→ Exercise goal
Across the entries below, how many lines contain the string "kind"? Give only the count.

→ Information given
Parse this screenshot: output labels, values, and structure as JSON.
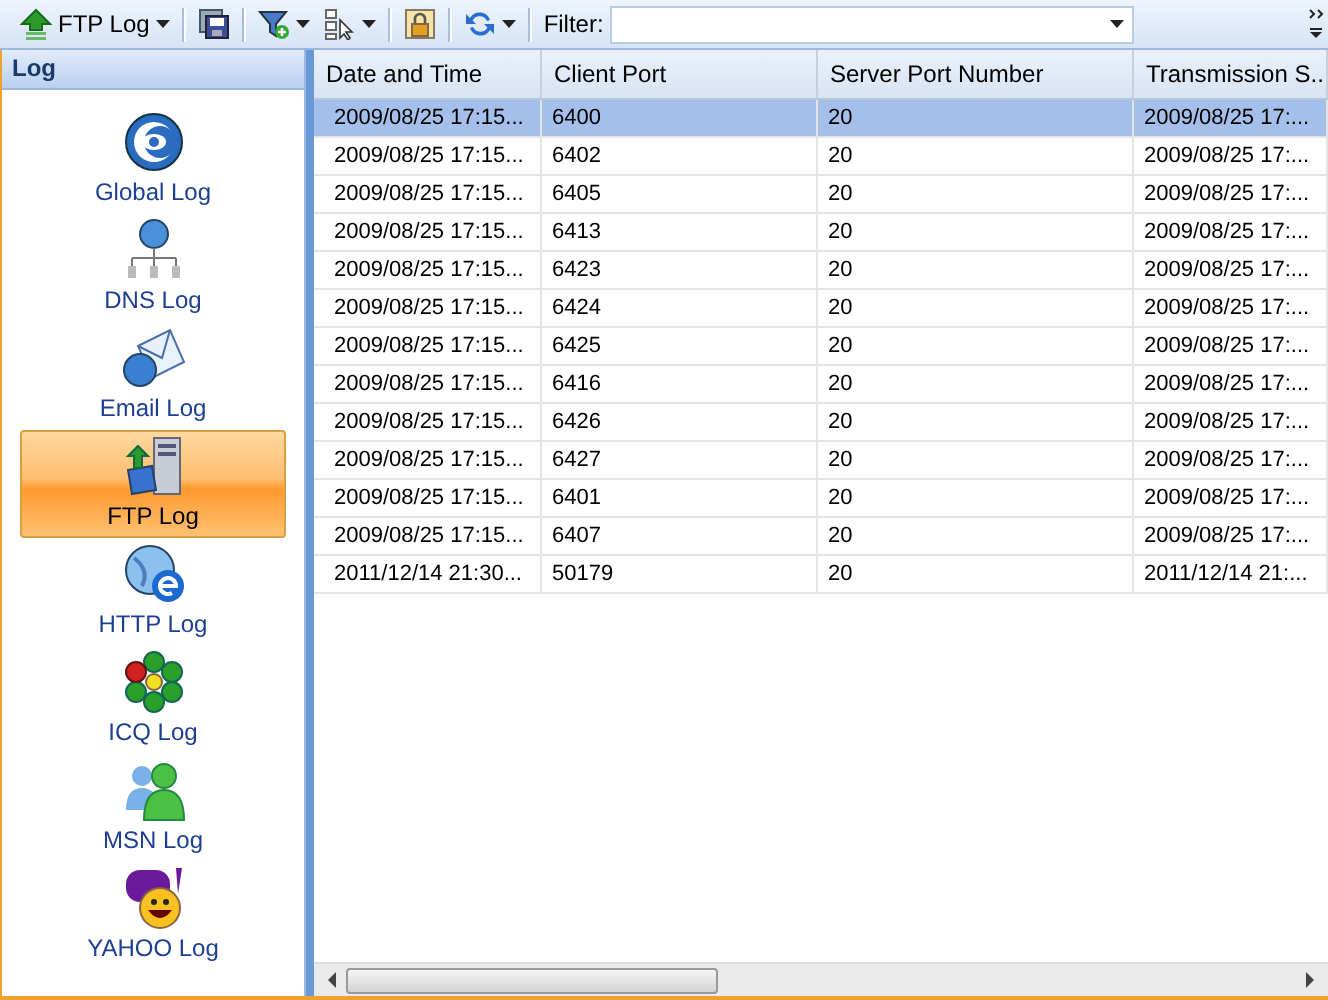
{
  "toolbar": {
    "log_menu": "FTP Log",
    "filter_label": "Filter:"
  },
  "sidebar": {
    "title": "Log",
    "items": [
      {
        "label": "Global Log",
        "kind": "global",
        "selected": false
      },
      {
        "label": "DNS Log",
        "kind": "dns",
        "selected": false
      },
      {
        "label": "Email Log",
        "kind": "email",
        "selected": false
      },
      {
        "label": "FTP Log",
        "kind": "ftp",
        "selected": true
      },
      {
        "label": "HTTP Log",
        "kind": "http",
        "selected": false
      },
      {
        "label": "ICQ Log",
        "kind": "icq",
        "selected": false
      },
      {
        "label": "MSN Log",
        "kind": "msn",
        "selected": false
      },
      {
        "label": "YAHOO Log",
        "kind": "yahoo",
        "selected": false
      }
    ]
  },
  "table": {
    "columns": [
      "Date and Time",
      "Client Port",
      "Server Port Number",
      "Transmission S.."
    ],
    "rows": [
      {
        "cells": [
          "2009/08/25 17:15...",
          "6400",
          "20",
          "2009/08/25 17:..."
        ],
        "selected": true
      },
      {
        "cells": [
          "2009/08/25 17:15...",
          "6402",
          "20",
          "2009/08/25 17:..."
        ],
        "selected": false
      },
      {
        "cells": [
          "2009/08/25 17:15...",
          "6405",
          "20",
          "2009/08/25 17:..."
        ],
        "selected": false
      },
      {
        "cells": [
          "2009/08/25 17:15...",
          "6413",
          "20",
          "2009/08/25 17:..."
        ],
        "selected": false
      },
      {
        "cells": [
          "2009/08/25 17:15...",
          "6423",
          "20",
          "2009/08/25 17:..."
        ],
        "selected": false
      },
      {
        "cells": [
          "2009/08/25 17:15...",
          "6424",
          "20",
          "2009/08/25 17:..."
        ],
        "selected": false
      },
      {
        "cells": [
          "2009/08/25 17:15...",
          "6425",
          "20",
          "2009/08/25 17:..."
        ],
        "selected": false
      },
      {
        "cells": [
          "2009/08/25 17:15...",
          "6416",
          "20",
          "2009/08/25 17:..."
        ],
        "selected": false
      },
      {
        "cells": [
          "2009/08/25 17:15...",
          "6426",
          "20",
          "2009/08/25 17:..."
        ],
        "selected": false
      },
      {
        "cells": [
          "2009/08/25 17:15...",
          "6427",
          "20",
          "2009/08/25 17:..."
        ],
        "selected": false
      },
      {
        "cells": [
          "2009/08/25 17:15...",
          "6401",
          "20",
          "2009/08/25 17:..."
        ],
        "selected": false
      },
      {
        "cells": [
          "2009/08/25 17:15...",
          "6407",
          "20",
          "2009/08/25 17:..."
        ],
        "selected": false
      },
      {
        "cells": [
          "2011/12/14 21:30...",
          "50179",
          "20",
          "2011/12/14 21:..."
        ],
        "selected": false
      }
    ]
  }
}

...

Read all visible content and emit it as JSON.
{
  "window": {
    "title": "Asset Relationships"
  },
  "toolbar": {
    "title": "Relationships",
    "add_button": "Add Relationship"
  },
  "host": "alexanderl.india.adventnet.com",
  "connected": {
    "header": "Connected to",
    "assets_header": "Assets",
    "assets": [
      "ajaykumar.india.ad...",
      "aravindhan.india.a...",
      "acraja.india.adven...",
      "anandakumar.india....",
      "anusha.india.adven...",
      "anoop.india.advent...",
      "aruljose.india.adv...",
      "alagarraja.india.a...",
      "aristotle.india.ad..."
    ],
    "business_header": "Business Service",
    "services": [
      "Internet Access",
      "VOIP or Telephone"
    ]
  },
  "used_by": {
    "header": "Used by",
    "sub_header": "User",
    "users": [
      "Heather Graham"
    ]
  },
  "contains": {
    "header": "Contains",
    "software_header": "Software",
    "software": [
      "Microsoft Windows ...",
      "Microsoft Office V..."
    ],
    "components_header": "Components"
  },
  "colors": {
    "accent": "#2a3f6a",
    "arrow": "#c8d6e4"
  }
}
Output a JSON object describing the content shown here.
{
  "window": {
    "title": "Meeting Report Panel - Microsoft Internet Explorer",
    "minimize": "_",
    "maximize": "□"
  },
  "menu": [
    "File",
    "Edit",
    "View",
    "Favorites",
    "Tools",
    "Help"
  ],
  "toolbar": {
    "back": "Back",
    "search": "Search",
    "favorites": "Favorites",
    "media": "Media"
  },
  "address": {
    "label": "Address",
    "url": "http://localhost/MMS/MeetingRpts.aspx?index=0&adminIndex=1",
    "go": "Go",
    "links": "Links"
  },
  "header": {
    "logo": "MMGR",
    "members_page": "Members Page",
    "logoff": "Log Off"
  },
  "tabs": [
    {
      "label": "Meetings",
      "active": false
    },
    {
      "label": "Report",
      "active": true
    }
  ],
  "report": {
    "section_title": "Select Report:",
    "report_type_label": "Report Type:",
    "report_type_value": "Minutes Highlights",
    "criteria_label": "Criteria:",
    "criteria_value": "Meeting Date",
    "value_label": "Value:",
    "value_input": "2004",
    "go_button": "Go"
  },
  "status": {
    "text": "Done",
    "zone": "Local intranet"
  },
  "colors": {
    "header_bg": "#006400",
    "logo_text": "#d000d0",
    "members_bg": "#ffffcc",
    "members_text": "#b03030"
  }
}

→ Output of the task
8